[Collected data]
____

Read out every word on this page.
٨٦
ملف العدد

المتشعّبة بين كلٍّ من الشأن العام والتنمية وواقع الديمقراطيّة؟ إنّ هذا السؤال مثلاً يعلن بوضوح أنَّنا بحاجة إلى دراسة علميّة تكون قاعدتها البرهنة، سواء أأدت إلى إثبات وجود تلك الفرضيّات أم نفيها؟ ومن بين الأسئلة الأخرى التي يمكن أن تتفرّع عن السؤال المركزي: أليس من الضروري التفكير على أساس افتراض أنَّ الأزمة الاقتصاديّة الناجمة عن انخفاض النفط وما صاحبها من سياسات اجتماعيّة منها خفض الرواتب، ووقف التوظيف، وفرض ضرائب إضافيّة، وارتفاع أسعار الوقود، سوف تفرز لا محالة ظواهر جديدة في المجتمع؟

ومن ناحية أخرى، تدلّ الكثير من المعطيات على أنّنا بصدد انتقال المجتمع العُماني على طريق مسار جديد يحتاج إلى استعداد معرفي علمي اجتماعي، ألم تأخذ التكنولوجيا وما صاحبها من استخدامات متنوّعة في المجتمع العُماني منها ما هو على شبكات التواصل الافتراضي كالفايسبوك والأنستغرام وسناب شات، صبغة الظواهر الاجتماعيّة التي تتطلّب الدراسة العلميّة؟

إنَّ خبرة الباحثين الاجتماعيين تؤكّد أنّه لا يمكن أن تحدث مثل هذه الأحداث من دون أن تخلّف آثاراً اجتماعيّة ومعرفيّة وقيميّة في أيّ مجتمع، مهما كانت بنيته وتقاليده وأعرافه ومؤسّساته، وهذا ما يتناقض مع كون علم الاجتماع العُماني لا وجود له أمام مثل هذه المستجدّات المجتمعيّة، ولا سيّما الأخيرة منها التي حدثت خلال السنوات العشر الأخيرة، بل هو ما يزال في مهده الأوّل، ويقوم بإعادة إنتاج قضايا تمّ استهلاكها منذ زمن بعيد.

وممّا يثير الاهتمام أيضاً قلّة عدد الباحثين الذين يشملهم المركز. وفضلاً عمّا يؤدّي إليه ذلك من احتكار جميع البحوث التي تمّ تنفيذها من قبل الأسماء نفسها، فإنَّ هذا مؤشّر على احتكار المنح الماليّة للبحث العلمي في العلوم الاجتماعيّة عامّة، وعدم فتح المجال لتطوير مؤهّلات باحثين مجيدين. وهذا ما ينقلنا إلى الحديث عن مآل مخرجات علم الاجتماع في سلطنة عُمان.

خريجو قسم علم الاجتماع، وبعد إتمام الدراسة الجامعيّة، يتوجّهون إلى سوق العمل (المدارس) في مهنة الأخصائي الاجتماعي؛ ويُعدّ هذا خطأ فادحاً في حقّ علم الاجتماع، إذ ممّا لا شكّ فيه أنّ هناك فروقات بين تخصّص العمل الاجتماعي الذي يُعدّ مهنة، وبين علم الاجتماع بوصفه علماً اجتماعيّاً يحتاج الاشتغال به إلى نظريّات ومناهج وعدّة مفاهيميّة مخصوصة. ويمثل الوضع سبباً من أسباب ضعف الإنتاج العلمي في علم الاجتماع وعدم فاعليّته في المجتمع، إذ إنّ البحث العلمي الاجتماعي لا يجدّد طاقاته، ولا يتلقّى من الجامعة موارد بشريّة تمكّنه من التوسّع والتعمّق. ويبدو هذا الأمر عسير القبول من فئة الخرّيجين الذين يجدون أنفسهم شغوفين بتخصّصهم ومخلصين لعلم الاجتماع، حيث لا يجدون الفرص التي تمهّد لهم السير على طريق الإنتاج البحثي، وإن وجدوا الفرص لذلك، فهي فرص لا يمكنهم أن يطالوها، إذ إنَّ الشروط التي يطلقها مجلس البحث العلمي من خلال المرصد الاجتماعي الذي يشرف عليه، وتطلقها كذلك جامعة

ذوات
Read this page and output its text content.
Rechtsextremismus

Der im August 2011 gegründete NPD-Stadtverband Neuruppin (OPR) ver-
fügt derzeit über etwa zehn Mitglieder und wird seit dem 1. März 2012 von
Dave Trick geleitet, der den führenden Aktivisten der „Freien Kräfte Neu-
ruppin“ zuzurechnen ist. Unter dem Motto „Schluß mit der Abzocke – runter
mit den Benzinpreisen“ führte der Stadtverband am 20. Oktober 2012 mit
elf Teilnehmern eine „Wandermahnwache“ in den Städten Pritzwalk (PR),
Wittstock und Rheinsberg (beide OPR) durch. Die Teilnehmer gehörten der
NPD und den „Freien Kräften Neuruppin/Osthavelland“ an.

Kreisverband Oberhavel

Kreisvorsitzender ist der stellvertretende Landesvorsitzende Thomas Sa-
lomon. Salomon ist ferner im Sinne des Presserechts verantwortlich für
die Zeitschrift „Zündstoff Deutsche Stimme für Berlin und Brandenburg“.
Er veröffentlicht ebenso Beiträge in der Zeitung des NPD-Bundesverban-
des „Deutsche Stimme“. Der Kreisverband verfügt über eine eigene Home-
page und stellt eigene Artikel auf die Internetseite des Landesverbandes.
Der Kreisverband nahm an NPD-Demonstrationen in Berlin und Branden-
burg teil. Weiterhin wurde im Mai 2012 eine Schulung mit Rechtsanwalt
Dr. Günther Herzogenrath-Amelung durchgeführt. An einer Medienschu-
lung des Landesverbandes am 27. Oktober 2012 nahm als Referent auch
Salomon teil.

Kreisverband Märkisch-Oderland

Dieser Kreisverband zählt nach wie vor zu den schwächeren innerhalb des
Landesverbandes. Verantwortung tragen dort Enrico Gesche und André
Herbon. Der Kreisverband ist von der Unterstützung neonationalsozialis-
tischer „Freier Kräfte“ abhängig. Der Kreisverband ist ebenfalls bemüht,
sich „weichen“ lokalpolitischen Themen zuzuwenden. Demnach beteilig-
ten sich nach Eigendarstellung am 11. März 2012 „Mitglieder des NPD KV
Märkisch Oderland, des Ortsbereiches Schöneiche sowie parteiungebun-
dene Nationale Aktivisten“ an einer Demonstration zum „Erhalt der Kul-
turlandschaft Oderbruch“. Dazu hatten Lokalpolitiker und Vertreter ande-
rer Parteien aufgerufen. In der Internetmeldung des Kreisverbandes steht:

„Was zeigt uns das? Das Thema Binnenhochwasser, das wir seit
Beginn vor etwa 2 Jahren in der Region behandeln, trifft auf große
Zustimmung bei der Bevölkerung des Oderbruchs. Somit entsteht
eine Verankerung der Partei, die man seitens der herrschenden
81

____

### TASK OBJECTIVE
Read the entries and show each line that mentions "Stimme".

### RESPONSE TO THIS TASK
die Zeitschrift „Zündstoff Deutsche Stimme für Berlin und Brandenburg“.
des „Deutsche Stimme“. Der Kreisverband verfügt über eine eigene Home-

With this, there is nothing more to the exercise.